### Exercise brief
Set down, in full, every record in the block.

::: Listing :::

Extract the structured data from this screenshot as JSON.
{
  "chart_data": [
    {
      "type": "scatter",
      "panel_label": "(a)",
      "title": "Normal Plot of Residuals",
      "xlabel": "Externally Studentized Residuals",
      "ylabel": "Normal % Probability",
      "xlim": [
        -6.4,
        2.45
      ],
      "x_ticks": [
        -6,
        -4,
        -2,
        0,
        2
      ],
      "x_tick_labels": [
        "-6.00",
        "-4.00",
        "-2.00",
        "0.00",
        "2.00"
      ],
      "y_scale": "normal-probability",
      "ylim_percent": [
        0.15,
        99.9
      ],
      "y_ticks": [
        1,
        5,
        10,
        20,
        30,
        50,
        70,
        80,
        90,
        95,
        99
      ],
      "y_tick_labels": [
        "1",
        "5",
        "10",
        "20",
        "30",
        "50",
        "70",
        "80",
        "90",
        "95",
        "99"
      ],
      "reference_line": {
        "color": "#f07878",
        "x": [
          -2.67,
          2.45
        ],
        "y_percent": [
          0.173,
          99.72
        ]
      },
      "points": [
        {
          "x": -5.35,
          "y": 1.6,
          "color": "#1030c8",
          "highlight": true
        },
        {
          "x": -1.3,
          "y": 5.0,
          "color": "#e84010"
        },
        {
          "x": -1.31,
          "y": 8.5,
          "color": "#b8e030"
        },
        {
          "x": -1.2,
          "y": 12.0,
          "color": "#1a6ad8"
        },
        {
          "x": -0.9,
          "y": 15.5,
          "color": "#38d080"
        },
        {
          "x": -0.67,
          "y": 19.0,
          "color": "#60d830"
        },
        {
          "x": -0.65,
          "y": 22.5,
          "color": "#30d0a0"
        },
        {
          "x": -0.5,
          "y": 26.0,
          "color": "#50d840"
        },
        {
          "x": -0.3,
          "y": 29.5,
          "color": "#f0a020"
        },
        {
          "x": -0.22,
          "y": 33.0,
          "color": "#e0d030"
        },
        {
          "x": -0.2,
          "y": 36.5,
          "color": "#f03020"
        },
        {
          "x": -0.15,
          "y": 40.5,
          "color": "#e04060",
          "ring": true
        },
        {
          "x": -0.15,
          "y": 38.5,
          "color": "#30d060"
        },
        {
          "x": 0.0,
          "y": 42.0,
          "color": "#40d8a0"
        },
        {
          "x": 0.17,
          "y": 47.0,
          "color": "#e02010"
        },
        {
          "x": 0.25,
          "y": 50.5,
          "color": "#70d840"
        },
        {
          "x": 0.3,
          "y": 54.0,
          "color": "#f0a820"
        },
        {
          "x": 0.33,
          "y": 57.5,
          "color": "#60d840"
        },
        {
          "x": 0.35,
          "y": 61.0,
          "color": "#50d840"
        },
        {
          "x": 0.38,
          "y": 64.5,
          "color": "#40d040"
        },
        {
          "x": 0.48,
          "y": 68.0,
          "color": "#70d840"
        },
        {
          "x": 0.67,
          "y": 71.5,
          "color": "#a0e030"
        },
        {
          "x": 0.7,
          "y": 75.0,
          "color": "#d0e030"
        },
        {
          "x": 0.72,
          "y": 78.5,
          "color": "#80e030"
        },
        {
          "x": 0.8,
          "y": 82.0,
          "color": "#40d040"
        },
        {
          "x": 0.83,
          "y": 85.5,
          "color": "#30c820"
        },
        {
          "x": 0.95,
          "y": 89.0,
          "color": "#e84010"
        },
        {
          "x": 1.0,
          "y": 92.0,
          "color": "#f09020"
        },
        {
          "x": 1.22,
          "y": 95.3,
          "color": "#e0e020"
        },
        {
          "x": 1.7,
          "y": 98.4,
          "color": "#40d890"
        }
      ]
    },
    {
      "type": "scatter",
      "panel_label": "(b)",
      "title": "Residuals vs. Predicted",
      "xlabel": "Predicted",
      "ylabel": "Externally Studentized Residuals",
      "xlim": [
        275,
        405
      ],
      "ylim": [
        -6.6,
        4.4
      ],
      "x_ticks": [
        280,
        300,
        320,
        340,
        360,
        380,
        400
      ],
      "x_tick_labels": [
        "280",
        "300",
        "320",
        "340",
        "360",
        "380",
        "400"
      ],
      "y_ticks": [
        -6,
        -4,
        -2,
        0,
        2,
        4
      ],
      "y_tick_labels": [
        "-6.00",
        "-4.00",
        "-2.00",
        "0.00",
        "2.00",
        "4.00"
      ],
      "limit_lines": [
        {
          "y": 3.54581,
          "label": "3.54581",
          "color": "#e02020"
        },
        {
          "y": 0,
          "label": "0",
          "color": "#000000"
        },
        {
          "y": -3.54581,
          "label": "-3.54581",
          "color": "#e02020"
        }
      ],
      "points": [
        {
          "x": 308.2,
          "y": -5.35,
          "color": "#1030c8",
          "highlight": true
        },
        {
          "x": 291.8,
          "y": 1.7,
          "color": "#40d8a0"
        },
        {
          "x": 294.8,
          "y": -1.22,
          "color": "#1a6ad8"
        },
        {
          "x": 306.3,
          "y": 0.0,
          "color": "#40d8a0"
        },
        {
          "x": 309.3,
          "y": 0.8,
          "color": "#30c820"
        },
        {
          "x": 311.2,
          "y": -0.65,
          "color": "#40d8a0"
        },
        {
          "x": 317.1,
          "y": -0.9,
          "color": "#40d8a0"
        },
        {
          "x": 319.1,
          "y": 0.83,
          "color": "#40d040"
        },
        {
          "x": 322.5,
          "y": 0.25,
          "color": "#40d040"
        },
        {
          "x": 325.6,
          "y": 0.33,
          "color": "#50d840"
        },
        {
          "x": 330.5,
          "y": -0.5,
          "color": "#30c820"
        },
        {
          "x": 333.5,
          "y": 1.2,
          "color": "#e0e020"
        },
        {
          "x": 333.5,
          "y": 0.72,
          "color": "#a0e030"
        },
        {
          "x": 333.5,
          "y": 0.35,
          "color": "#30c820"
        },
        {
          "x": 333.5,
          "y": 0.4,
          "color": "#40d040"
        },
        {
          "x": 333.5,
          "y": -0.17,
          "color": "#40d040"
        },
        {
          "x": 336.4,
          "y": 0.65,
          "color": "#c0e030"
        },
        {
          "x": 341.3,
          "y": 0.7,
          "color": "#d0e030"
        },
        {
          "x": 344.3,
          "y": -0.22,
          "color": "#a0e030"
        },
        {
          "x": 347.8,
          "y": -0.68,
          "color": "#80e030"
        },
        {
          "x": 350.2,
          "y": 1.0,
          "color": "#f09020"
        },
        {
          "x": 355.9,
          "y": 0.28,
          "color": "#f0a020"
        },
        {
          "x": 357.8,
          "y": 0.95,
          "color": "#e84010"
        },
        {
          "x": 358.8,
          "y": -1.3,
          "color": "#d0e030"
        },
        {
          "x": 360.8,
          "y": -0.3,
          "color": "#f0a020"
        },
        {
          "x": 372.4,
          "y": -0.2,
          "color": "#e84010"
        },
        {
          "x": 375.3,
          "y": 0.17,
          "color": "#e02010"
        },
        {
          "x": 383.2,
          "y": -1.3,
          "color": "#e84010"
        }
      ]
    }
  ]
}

:::

### Correct response
Extract the structured data from this screenshot as JSON.
{
  "chart_data": [
    {
      "type": "scatter",
      "panel_label": "(a)",
      "title": "Normal Plot of Residuals",
      "xlabel": "Externally Studentized Residuals",
      "ylabel": "Normal % Probability",
      "xlim": [
        -6.4,
        2.45
      ],
      "x_ticks": [
        -6,
        -4,
        -2,
        0,
        2
      ],
      "x_tick_labels": [
        "-6.00",
        "-4.00",
        "-2.00",
        "0.00",
        "2.00"
      ],
      "y_scale": "normal-probability",
      "ylim_percent": [
        0.15,
        99.9
      ],
      "y_ticks": [
        1,
        5,
        10,
        20,
        30,
        50,
        70,
        80,
        90,
        95,
        99
      ],
      "y_tick_labels": [
        "1",
        "5",
        "10",
        "20",
        "30",
        "50",
        "70",
        "80",
        "90",
        "95",
        "99"
      ],
      "reference_line": {
        "color": "#f07878",
        "x": [
          -2.67,
          2.45
        ],
        "y_percent": [
          0.173,
          99.72
        ]
      },
      "points": [
        {
          "x": -5.35,
          "y": 1.6,
          "color": "#1030c8",
          "highlight": true
        },
        {
          "x": -1.3,
          "y": 5.0,
          "color": "#e84010"
        },
        {
          "x": -1.31,
          "y": 8.5,
          "color": "#b8e030"
        },
        {
          "x": -1.2,
          "y": 12.0,
          "color": "#1a6ad8"
        },
        {
          "x": -0.9,
          "y": 15.5,
          "color": "#38d080"
        },
        {
          "x": -0.67,
          "y": 19.0,
          "color": "#60d830"
        },
        {
          "x": -0.65,
          "y": 22.5,
          "color": "#30d0a0"
        },
        {
          "x": -0.5,
          "y": 26.0,
          "color": "#50d840"
        },
        {
          "x": -0.3,
          "y": 29.5,
          "color": "#f0a020"
        },
        {
          "x": -0.22,
          "y": 33.0,
          "color": "#e0d030"
        },
        {
          "x": -0.2,
          "y": 36.5,
          "color": "#f03020"
        },
        {
          "x": -0.15,
          "y": 40.5,
          "color": "#e04060",
          "ring": true
        },
        {
          "x": -0.15,
          "y": 38.5,
          "color": "#30d060"
        },
        {
          "x": 0.0,
          "y": 42.0,
          "color": "#40d8a0"
        },
        {
          "x": 0.17,
          "y": 47.0,
          "color": "#e02010"
        },
        {
          "x": 0.25,
          "y": 50.5,
          "color": "#70d840"
        },
        {
          "x": 0.3,
          "y": 54.0,
          "color": "#f0a820"
        },
        {
          "x": 0.33,
          "y": 57.5,
          "color": "#60d840"
        },
        {
          "x": 0.35,
          "y": 61.0,
          "color": "#50d840"
        },
        {
          "x": 0.38,
          "y": 64.5,
          "color": "#40d040"
        },
        {
          "x": 0.48,
          "y": 68.0,
          "color": "#70d840"
        },
        {
          "x": 0.67,
          "y": 71.5,
          "color": "#a0e030"
        },
        {
          "x": 0.7,
          "y": 75.0,
          "color": "#d0e030"
        },
        {
          "x": 0.72,
          "y": 78.5,
          "color": "#80e030"
        },
        {
          "x": 0.8,
          "y": 82.0,
          "color": "#40d040"
        },
        {
          "x": 0.83,
          "y": 85.5,
          "color": "#30c820"
        },
        {
          "x": 0.95,
          "y": 89.0,
          "color": "#e84010"
        },
        {
          "x": 1.0,
          "y": 92.0,
          "color": "#f09020"
        },
        {
          "x": 1.22,
          "y": 95.3,
          "color": "#e0e020"
        },
        {
          "x": 1.7,
          "y": 98.4,
          "color": "#40d890"
        }
      ]
    },
    {
      "type": "scatter",
      "panel_label": "(b)",
      "title": "Residuals vs. Predicted",
      "xlabel": "Predicted",
      "ylabel": "Externally Studentized Residuals",
      "xlim": [
        275,
        405
      ],
      "ylim": [
        -6.6,
        4.4
      ],
      "x_ticks": [
        280,
        300,
        320,
        340,
        360,
        380,
        400
      ],
      "x_tick_labels": [
        "280",
        "300",
        "320",
        "340",
        "360",
        "380",
        "400"
      ],
      "y_ticks": [
        -6,
        -4,
        -2,
        0,
        2,
        4
      ],
      "y_tick_labels": [
        "-6.00",
        "-4.00",
        "-2.00",
        "0.00",
        "2.00",
        "4.00"
      ],
      "limit_lines": [
        {
          "y": 3.54581,
          "label": "3.54581",
          "color": "#e02020"
        },
        {
          "y": 0,
          "label": "0",
          "color": "#000000"
        },
        {
          "y": -3.54581,
          "label": "-3.54581",
          "color": "#e02020"
        }
      ],
      "points": [
        {
          "x": 308.2,
          "y": -5.35,
          "color": "#1030c8",
          "highlight": true
        },
        {
          "x": 291.8,
          "y": 1.7,
          "color": "#40d8a0"
        },
        {
          "x": 294.8,
          "y": -1.22,
          "color": "#1a6ad8"
        },
        {
          "x": 306.3,
          "y": 0.0,
          "color": "#40d8a0"
        },
        {
          "x": 309.3,
          "y": 0.8,
          "color": "#30c820"
        },
        {
          "x": 311.2,
          "y": -0.65,
          "color": "#40d8a0"
        },
        {
          "x": 317.1,
          "y": -0.9,
          "color": "#40d8a0"
        },
        {
          "x": 319.1,
          "y": 0.83,
          "color": "#40d040"
        },
        {
          "x": 322.5,
          "y": 0.25,
          "color": "#40d040"
        },
        {
          "x": 325.6,
          "y": 0.33,
          "color": "#50d840"
        },
        {
          "x": 330.5,
          "y": -0.5,
          "color": "#30c820"
        },
        {
          "x": 333.5,
          "y": 1.2,
          "color": "#e0e020"
        },
        {
          "x": 333.5,
          "y": 0.72,
          "color": "#a0e030"
        },
        {
          "x": 333.5,
          "y": 0.35,
          "color": "#30c820"
        },
        {
          "x": 333.5,
          "y": 0.4,
          "color": "#40d040"
        },
        {
          "x": 333.5,
          "y": -0.17,
          "color": "#40d040"
        },
        {
          "x": 336.4,
          "y": 0.65,
          "color": "#c0e030"
        },
        {
          "x": 341.3,
          "y": 0.7,
          "color": "#d0e030"
        },
        {
          "x": 344.3,
          "y": -0.22,
          "color": "#a0e030"
        },
        {
          "x": 347.8,
          "y": -0.68,
          "color": "#80e030"
        },
        {
          "x": 350.2,
          "y": 1.0,
          "color": "#f09020"
        },
        {
          "x": 355.9,
          "y": 0.28,
          "color": "#f0a020"
        },
        {
          "x": 357.8,
          "y": 0.95,
          "color": "#e84010"
        },
        {
          "x": 358.8,
          "y": -1.3,
          "color": "#d0e030"
        },
        {
          "x": 360.8,
          "y": -0.3,
          "color": "#f0a020"
        },
        {
          "x": 372.4,
          "y": -0.2,
          "color": "#e84010"
        },
        {
          "x": 375.3,
          "y": 0.17,
          "color": "#e02010"
        },
        {
          "x": 383.2,
          "y": -1.3,
          "color": "#e84010"
        }
      ]
    }
  ]
}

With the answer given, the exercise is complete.